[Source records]
** Begin **

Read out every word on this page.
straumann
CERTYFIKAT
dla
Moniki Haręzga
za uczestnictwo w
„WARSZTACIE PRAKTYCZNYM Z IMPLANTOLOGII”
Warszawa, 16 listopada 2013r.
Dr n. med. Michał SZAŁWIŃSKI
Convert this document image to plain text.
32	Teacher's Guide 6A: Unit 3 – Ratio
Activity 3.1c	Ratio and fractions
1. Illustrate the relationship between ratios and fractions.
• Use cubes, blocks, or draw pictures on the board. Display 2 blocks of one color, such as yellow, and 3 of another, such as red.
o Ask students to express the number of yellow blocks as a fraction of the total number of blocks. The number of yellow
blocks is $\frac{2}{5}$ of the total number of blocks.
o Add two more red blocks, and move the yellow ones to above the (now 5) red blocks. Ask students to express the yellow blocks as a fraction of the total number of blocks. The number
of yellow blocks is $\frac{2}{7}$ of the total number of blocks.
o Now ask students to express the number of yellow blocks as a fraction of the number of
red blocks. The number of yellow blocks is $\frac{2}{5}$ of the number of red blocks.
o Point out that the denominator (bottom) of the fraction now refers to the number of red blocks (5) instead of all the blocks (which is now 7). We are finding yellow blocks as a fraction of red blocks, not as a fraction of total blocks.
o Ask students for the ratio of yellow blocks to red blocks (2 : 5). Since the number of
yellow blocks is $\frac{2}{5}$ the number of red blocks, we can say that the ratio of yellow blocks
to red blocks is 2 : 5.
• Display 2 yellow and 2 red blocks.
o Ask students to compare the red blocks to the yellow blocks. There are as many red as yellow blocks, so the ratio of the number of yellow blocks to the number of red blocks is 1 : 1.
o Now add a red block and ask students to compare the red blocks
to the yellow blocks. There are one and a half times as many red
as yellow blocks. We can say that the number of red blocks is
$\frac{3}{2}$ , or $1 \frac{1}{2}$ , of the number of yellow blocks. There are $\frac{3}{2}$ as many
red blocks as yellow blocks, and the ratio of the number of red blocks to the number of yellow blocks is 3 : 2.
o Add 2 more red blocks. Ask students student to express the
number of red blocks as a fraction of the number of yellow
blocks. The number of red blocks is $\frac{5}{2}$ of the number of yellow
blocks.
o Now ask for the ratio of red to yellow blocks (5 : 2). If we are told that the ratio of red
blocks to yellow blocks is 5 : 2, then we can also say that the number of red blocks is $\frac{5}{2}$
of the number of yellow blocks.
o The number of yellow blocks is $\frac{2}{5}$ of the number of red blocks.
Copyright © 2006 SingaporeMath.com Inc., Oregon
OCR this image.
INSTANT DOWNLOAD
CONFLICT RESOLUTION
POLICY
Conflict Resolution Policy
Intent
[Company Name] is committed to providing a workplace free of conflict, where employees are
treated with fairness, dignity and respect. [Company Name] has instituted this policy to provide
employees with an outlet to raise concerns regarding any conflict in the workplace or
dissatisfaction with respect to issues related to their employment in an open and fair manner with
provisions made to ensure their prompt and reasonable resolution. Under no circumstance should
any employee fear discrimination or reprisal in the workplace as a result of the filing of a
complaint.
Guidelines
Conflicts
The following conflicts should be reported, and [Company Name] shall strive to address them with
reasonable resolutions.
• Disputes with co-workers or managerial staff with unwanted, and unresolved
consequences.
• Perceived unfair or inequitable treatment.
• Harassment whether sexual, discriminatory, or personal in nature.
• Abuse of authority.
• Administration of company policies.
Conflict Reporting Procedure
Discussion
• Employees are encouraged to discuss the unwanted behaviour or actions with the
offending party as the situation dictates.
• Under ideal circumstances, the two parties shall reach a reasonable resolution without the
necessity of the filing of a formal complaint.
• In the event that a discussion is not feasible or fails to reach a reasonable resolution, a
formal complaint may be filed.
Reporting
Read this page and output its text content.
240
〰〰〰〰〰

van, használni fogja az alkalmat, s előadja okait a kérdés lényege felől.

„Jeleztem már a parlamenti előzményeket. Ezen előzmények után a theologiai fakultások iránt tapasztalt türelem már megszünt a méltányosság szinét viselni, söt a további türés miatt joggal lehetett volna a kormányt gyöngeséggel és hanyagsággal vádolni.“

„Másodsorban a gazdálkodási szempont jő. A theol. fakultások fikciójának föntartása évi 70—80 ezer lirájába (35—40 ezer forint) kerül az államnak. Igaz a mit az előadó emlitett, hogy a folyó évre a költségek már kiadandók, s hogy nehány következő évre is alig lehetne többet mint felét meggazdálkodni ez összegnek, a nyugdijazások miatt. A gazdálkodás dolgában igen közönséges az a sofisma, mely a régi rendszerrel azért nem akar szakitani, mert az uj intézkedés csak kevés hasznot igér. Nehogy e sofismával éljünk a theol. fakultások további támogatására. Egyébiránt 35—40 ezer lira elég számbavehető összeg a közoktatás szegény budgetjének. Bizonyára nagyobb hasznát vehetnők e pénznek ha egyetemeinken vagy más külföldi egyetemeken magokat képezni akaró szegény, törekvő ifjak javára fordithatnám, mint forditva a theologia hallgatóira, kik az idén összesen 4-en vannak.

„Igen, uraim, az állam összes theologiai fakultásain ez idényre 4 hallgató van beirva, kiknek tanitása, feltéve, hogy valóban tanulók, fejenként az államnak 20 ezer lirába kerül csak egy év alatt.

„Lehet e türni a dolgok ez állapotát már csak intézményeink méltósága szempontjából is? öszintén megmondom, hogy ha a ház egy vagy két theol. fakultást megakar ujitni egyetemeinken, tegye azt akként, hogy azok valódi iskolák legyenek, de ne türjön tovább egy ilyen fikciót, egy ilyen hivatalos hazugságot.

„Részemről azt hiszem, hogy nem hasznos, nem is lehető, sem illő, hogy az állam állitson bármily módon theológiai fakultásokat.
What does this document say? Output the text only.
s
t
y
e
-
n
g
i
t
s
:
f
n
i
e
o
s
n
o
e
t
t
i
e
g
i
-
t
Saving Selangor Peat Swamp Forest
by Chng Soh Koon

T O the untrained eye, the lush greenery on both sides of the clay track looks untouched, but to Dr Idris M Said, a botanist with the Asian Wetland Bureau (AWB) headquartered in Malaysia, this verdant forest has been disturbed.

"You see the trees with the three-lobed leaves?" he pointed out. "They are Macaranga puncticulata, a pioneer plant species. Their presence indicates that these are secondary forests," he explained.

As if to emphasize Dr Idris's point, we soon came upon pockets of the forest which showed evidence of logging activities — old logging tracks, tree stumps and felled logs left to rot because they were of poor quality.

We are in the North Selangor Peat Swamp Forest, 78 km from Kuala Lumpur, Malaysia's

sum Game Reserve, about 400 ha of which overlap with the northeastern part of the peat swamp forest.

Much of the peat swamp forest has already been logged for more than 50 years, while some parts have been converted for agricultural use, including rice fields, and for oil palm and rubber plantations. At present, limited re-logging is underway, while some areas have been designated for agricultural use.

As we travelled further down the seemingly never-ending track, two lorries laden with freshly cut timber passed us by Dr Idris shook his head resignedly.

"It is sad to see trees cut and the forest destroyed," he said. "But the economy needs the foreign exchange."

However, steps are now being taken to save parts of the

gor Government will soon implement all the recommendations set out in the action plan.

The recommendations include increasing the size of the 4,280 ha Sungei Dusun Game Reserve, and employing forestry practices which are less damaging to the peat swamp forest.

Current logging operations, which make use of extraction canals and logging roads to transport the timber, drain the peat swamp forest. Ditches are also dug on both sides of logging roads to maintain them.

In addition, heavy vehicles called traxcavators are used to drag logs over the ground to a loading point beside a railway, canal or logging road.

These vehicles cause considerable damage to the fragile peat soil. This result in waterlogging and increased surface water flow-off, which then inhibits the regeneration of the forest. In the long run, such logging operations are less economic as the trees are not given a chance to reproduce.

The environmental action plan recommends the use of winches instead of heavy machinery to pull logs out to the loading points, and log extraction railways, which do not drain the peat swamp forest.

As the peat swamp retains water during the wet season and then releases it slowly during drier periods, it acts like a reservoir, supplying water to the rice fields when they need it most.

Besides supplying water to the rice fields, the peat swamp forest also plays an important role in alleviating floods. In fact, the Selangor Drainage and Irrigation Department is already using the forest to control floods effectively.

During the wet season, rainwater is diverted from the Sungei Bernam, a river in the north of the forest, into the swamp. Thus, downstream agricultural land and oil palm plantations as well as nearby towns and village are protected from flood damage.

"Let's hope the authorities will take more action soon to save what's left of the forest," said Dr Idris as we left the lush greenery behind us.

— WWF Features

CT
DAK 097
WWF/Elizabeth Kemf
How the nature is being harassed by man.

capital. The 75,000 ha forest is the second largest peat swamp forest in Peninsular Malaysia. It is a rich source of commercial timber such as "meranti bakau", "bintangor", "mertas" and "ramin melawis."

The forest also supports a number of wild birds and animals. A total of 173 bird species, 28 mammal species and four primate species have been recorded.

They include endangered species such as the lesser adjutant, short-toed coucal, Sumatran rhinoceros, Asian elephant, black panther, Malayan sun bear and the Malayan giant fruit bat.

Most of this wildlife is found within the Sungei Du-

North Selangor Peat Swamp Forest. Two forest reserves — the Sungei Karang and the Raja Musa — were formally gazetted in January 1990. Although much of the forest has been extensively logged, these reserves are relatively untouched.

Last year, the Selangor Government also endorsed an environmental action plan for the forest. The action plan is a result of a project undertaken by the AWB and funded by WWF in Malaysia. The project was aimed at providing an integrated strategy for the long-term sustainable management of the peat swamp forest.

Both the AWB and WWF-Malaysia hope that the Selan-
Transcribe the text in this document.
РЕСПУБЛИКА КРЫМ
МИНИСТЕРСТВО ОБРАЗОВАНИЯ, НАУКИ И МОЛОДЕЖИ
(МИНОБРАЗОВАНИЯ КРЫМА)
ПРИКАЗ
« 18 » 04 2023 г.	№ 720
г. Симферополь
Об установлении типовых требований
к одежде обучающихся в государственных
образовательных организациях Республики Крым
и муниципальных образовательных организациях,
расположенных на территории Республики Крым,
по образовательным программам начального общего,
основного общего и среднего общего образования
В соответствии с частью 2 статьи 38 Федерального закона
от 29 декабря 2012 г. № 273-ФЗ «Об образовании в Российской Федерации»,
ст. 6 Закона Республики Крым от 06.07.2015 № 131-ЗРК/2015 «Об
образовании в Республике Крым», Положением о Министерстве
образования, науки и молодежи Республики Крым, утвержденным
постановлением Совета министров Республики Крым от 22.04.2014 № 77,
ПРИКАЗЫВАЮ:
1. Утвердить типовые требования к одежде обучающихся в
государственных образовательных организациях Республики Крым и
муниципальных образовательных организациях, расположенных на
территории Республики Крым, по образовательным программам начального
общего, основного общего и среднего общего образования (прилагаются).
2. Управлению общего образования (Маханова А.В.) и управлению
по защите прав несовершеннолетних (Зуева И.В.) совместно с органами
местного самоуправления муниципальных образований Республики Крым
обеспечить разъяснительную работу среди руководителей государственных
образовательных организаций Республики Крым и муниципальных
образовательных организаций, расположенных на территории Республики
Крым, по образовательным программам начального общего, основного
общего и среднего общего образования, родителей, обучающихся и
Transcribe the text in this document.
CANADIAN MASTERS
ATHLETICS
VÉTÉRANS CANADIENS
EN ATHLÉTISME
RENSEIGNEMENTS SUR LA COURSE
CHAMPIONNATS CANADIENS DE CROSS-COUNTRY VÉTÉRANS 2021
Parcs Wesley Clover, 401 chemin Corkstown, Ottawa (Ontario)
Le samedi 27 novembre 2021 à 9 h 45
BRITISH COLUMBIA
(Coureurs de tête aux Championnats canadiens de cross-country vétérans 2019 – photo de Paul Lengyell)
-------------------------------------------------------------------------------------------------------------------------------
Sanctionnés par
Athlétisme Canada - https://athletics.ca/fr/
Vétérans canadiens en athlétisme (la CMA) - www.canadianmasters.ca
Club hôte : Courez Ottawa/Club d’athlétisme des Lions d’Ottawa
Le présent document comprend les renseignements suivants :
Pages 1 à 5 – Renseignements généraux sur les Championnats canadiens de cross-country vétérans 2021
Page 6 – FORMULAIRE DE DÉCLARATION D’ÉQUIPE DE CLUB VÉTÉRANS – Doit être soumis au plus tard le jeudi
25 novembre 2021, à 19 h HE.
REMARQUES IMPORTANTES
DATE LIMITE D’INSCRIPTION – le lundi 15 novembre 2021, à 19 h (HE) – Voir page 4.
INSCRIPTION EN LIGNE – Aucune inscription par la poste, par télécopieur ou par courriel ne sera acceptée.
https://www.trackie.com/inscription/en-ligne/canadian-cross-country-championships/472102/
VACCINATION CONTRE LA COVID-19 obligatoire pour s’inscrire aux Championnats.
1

** End **

Gather all lines where the word "программам" appears.

по образовательным программам начального общего,
территории Республики Крым, по образовательным программам начального
Крым, по образовательным программам начального общего, основного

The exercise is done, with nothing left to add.